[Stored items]

**********

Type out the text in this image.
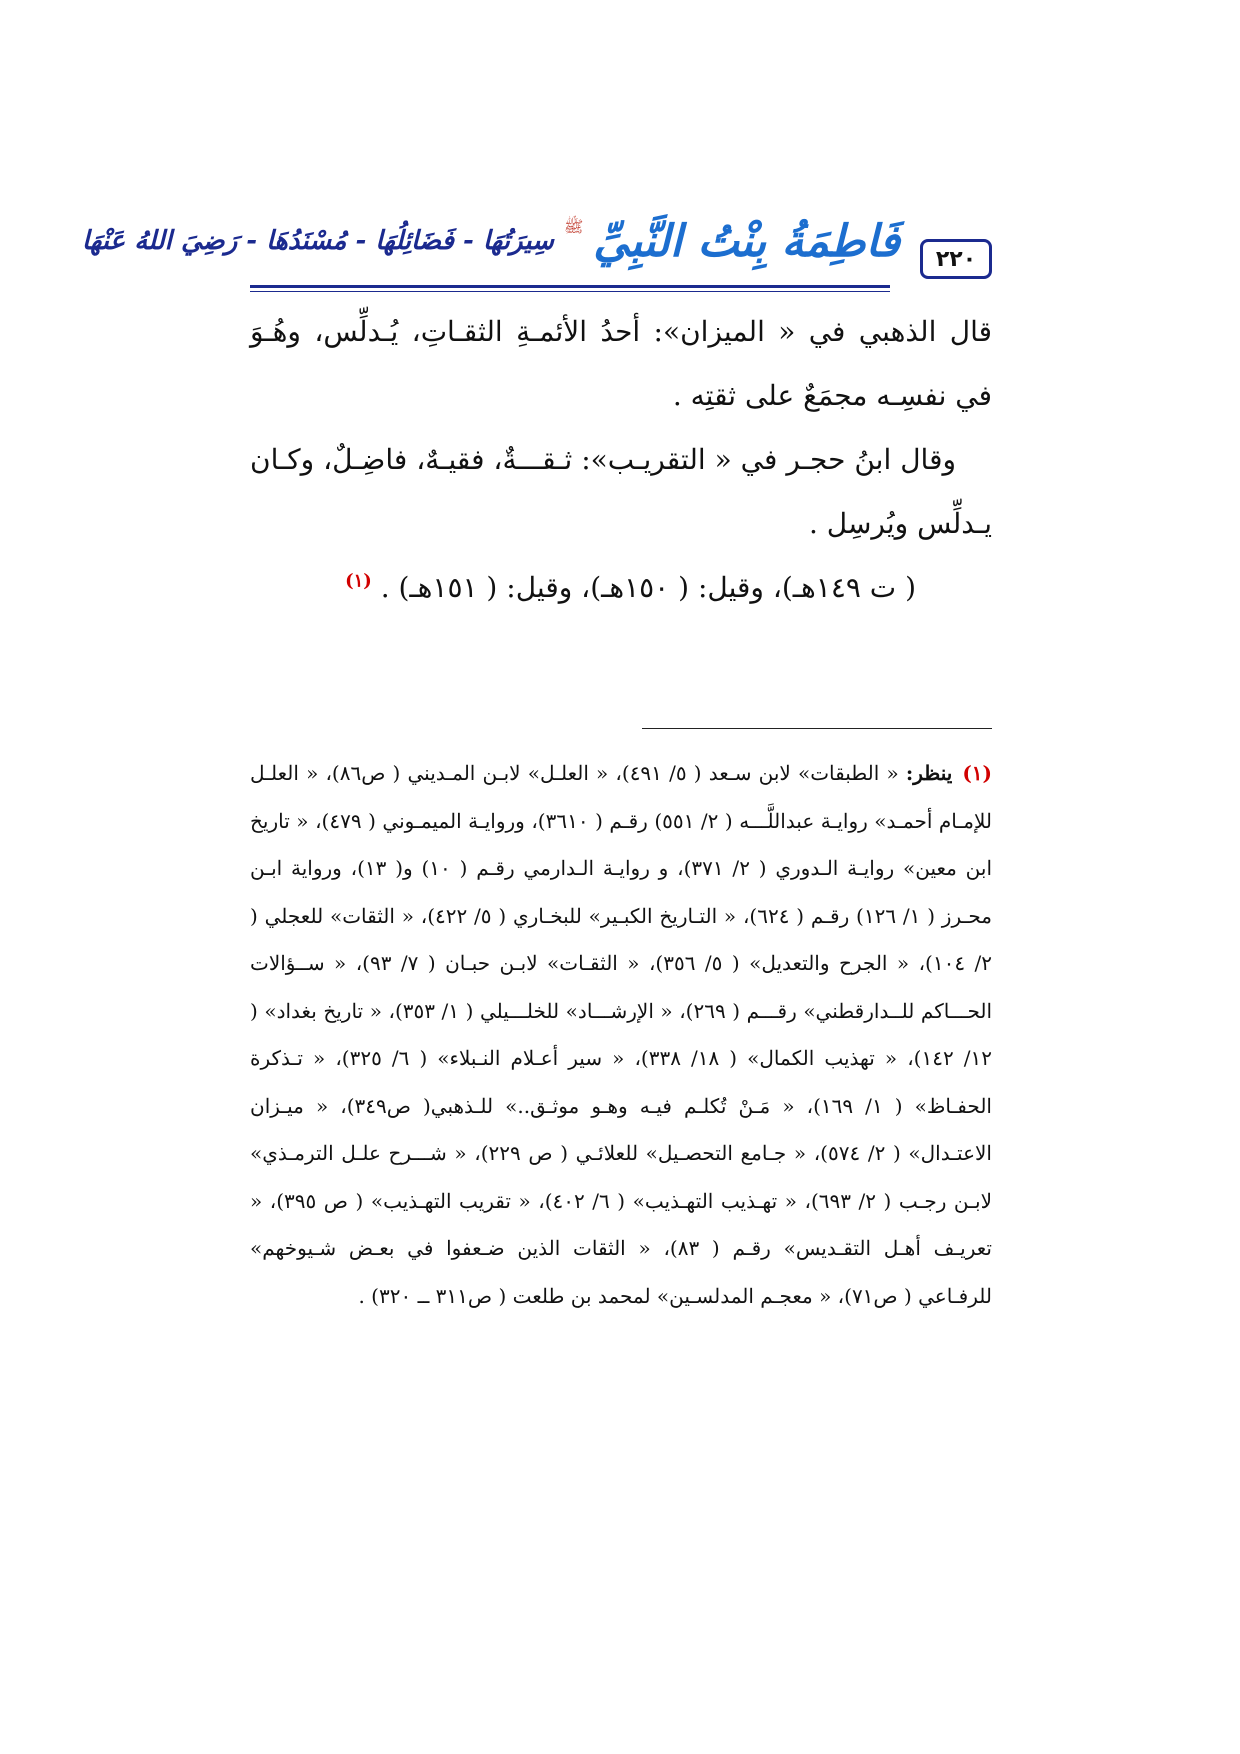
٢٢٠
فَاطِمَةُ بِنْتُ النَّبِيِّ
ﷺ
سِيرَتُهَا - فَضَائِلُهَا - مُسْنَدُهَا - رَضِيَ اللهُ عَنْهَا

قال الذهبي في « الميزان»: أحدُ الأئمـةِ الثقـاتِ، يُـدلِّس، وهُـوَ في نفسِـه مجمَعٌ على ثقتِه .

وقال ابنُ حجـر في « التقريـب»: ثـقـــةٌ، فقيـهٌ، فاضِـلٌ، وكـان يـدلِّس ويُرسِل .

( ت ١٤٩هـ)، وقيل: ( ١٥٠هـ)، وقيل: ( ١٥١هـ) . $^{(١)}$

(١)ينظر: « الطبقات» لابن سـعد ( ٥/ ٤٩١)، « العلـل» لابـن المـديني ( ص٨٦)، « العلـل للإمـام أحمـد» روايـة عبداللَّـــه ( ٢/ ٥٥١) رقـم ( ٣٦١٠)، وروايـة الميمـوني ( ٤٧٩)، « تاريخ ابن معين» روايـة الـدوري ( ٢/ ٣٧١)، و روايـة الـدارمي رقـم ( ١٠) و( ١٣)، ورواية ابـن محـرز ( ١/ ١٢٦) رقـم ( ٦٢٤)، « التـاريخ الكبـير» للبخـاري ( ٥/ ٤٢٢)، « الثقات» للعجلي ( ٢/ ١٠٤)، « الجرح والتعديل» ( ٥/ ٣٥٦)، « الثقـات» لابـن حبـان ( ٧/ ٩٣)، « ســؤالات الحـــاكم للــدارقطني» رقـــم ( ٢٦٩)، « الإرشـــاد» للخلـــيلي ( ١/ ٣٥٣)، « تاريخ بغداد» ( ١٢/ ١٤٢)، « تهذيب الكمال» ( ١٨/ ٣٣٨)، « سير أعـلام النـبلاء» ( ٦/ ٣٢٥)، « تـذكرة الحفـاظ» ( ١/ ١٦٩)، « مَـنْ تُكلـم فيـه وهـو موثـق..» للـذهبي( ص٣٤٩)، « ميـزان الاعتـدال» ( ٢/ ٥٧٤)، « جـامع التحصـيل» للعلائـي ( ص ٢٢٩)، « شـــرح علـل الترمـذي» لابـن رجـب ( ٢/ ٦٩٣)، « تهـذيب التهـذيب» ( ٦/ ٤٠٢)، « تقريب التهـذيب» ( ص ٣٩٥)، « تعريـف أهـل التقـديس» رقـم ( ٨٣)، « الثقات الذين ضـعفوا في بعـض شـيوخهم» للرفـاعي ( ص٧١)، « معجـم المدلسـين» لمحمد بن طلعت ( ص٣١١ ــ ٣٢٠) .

**********

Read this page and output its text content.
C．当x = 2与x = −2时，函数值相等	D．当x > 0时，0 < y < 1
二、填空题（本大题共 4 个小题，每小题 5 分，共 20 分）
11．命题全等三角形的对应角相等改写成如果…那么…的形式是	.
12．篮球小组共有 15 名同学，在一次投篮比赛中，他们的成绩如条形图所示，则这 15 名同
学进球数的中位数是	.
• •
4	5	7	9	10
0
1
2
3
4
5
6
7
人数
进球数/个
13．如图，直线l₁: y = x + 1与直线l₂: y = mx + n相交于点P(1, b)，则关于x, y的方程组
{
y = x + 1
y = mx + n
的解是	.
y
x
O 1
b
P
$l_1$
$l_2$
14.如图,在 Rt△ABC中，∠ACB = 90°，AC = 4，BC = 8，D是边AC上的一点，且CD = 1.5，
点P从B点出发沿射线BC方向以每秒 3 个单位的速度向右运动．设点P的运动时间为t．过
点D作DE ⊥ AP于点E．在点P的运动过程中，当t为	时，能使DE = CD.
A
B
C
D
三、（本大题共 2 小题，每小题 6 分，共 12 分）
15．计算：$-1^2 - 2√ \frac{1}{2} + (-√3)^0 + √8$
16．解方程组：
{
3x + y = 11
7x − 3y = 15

**********

▶ _Exercise instructions_: Find all lines holding the string "text" and copy them.

▶ _Answer for the task_:
Type out the text in this image.
Read this page and output its text content.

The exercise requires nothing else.